== To be done ==
Can you restate the records below word for word?

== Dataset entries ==

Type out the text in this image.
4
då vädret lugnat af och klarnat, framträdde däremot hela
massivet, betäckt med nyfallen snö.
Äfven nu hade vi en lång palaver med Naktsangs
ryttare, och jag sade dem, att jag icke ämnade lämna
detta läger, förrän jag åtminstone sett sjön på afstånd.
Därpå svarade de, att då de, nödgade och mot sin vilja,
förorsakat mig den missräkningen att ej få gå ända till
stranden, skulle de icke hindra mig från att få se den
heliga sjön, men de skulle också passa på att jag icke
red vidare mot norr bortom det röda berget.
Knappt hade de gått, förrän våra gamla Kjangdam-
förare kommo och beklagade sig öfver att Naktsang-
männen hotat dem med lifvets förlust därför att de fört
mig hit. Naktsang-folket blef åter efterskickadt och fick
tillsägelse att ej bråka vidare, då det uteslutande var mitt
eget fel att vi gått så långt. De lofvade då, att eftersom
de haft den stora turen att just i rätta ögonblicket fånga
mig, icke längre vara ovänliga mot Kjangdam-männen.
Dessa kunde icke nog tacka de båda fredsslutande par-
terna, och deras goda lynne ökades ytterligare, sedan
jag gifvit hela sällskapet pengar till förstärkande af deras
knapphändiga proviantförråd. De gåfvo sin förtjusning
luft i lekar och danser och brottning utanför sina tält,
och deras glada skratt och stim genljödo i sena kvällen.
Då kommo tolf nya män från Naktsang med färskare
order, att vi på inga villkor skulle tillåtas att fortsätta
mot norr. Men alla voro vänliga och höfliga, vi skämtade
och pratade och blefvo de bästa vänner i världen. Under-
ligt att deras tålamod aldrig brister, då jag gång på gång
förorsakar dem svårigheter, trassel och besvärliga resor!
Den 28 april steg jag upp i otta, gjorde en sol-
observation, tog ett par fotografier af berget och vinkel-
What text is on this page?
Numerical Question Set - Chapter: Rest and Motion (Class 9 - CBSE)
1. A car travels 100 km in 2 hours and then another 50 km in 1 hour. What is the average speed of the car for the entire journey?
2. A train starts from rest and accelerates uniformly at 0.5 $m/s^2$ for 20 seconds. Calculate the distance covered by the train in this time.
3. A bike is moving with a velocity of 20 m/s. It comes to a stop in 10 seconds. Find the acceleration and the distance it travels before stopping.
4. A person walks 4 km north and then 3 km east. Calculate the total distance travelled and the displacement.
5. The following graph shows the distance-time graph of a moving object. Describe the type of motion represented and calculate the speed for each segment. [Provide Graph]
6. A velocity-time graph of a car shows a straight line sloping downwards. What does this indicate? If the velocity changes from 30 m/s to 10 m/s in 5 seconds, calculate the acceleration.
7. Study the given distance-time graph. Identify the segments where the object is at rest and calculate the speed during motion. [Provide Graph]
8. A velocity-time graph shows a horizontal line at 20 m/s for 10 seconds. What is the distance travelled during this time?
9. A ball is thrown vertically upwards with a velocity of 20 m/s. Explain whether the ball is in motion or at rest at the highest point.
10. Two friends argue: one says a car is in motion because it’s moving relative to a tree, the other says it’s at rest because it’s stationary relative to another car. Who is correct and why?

== Exercise result ==
Type out the text in this image.
4
då vädret lugnat af och klarnat, framträdde däremot hela
massivet, betäckt med nyfallen snö.
Äfven nu hade vi en lång palaver med Naktsangs
ryttare, och jag sade dem, att jag icke ämnade lämna
detta läger, förrän jag åtminstone sett sjön på afstånd.
Därpå svarade de, att då de, nödgade och mot sin vilja,
förorsakat mig den missräkningen att ej få gå ända till
stranden, skulle de icke hindra mig från att få se den
heliga sjön, men de skulle också passa på att jag icke
red vidare mot norr bortom det röda berget.
Knappt hade de gått, förrän våra gamla Kjangdam-
förare kommo och beklagade sig öfver att Naktsang-
männen hotat dem med lifvets förlust därför att de fört
mig hit. Naktsang-folket blef åter efterskickadt och fick
tillsägelse att ej bråka vidare, då det uteslutande var mitt
eget fel att vi gått så långt. De lofvade då, att eftersom
de haft den stora turen att just i rätta ögonblicket fånga
mig, icke längre vara ovänliga mot Kjangdam-männen.
Dessa kunde icke nog tacka de båda fredsslutande par-
terna, och deras goda lynne ökades ytterligare, sedan
jag gifvit hela sällskapet pengar till förstärkande af deras
knapphändiga proviantförråd. De gåfvo sin förtjusning
luft i lekar och danser och brottning utanför sina tält,
och deras glada skratt och stim genljödo i sena kvällen.
Då kommo tolf nya män från Naktsang med färskare
order, att vi på inga villkor skulle tillåtas att fortsätta
mot norr. Men alla voro vänliga och höfliga, vi skämtade
och pratade och blefvo de bästa vänner i världen. Under-
ligt att deras tålamod aldrig brister, då jag gång på gång
förorsakar dem svårigheter, trassel och besvärliga resor!
Den 28 april steg jag upp i otta, gjorde en sol-
observation, tog ett par fotografier af berget och vinkel-
What text is on this page?
Numerical Question Set - Chapter: Rest and Motion (Class 9 - CBSE)
1. A car travels 100 km in 2 hours and then another 50 km in 1 hour. What is the average speed of the car for the entire journey?
2. A train starts from rest and accelerates uniformly at 0.5 $m/s^2$ for 20 seconds. Calculate the distance covered by the train in this time.
3. A bike is moving with a velocity of 20 m/s. It comes to a stop in 10 seconds. Find the acceleration and the distance it travels before stopping.
4. A person walks 4 km north and then 3 km east. Calculate the total distance travelled and the displacement.
5. The following graph shows the distance-time graph of a moving object. Describe the type of motion represented and calculate the speed for each segment. [Provide Graph]
6. A velocity-time graph of a car shows a straight line sloping downwards. What does this indicate? If the velocity changes from 30 m/s to 10 m/s in 5 seconds, calculate the acceleration.
7. Study the given distance-time graph. Identify the segments where the object is at rest and calculate the speed during motion. [Provide Graph]
8. A velocity-time graph shows a horizontal line at 20 m/s for 10 seconds. What is the distance travelled during this time?
9. A ball is thrown vertically upwards with a velocity of 20 m/s. Explain whether the ball is in motion or at rest at the highest point.
10. Two friends argue: one says a car is in motion because it’s moving relative to a tree, the other says it’s at rest because it’s stationary relative to another car. Who is correct and why?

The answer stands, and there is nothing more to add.